-------- Entries --------

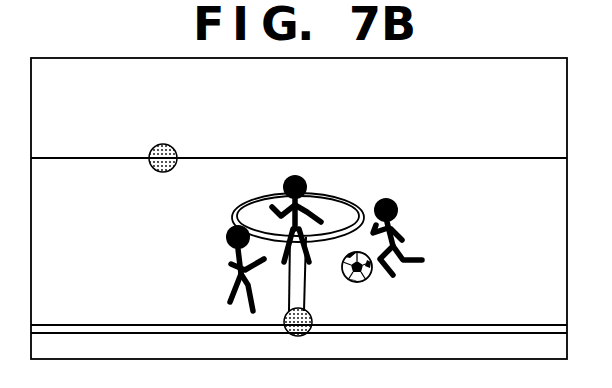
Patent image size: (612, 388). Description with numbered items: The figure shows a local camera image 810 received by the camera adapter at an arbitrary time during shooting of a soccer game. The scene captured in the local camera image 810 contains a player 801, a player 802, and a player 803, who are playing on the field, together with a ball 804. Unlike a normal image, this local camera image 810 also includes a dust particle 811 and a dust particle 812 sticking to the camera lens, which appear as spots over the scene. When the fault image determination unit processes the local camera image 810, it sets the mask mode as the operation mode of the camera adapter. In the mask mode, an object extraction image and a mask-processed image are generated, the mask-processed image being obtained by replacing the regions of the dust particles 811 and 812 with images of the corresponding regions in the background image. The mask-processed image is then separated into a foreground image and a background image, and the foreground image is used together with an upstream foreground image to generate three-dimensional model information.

The local camera image 810 is at (499, 58).
The dust particle 811 is at (176, 146).
The dust particle 812 is at (288, 333).
The player 801 is at (304, 177).
The player 802 is at (401, 207).
The player 803 is at (226, 244).
The ball 804 is at (368, 276).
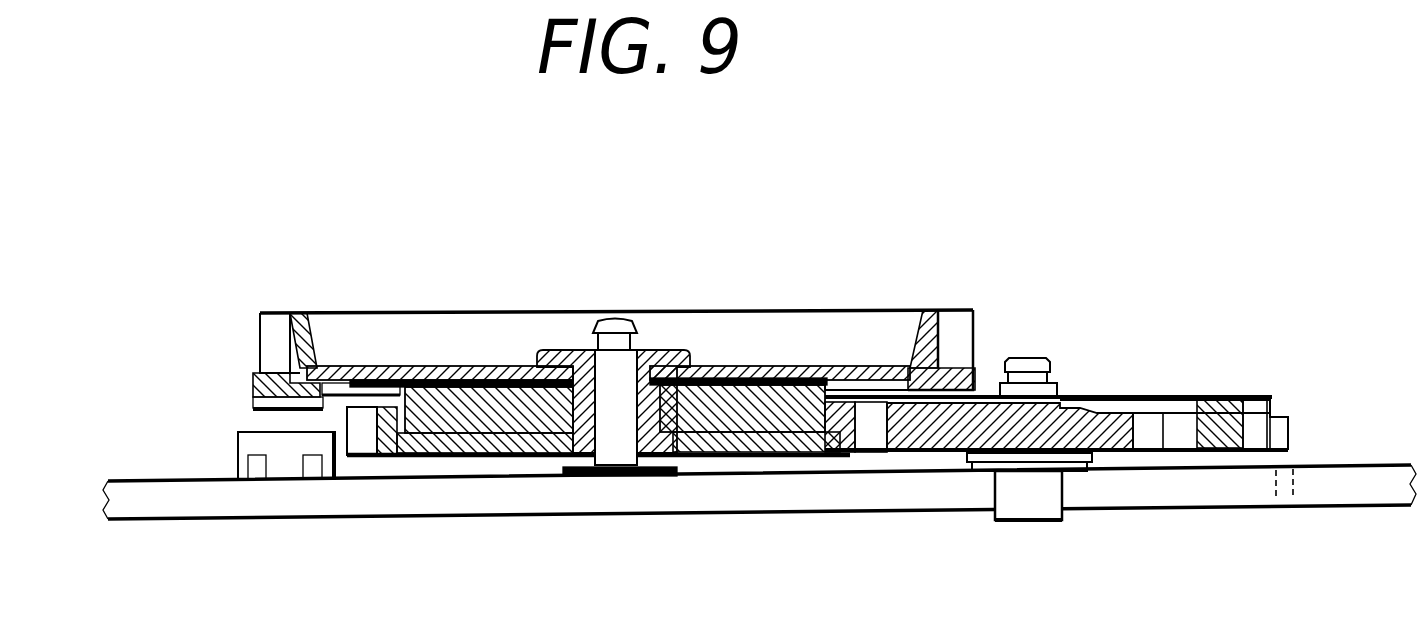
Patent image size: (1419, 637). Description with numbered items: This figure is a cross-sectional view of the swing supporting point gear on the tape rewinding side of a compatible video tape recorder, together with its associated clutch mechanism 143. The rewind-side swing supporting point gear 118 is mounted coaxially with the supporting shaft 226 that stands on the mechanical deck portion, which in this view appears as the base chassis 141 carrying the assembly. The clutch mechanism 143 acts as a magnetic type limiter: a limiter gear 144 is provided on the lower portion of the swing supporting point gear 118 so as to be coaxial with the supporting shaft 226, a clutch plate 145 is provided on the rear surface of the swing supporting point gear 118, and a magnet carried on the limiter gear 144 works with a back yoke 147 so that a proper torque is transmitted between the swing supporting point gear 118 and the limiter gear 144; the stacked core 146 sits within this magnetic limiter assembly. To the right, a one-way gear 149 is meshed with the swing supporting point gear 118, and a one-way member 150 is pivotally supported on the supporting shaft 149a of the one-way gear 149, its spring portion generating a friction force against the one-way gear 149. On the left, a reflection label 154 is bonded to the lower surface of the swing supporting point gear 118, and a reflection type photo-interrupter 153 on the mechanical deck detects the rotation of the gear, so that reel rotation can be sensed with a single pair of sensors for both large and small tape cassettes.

The rewind-side swing supporting point gear 118 is at (837, 311).
The base chassis 141 is at (1343, 467).
The clutch mechanism 143 is at (470, 354).
The limiter gear 144 is at (368, 440).
The clutch plate 145 is at (393, 366).
The stator core 146 is at (483, 430).
The back yoke 147 is at (522, 436).
The one-way gear 149 is at (1097, 432).
The supporting shaft 149a is at (1013, 360).
The one-way member 150 is at (1155, 401).
The reflection type photo-interrupter 153 is at (237, 453).
The reflection label 154 is at (253, 411).
The supporting shaft 226 is at (610, 322).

--------

**Stated exercise**
Please copy the items word for word, from the start of the items through the line that contains "The ball 804 is at (368, 276).", including both ends. Leave the pictures out of your copy.

**Final answer**
Patent image size: (612, 388). Description with numbered items: The figure shows a local camera image 810 received by the camera adapter at an arbitrary time during shooting of a soccer game. The scene captured in the local camera image 810 contains a player 801, a player 802, and a player 803, who are playing on the field, together with a ball 804. Unlike a normal image, this local camera image 810 also includes a dust particle 811 and a dust particle 812 sticking to the camera lens, which appear as spots over the scene. When the fault image determination unit processes the local camera image 810, it sets the mask mode as the operation mode of the camera adapter. In the mask mode, an object extraction image and a mask-processed image are generated, the mask-processed image being obtained by replacing the regions of the dust particles 811 and 812 with images of the corresponding regions in the background image. The mask-processed image is then separated into a foreground image and a background image, and the foreground image is used together with an upstream foreground image to generate three-dimensional model information.

The local camera image 810 is at (499, 58).
The dust particle 811 is at (176, 146).
The dust particle 812 is at (288, 333).
The player 801 is at (304, 177).
The player 802 is at (401, 207).
The player 803 is at (226, 244).
The ball 804 is at (368, 276).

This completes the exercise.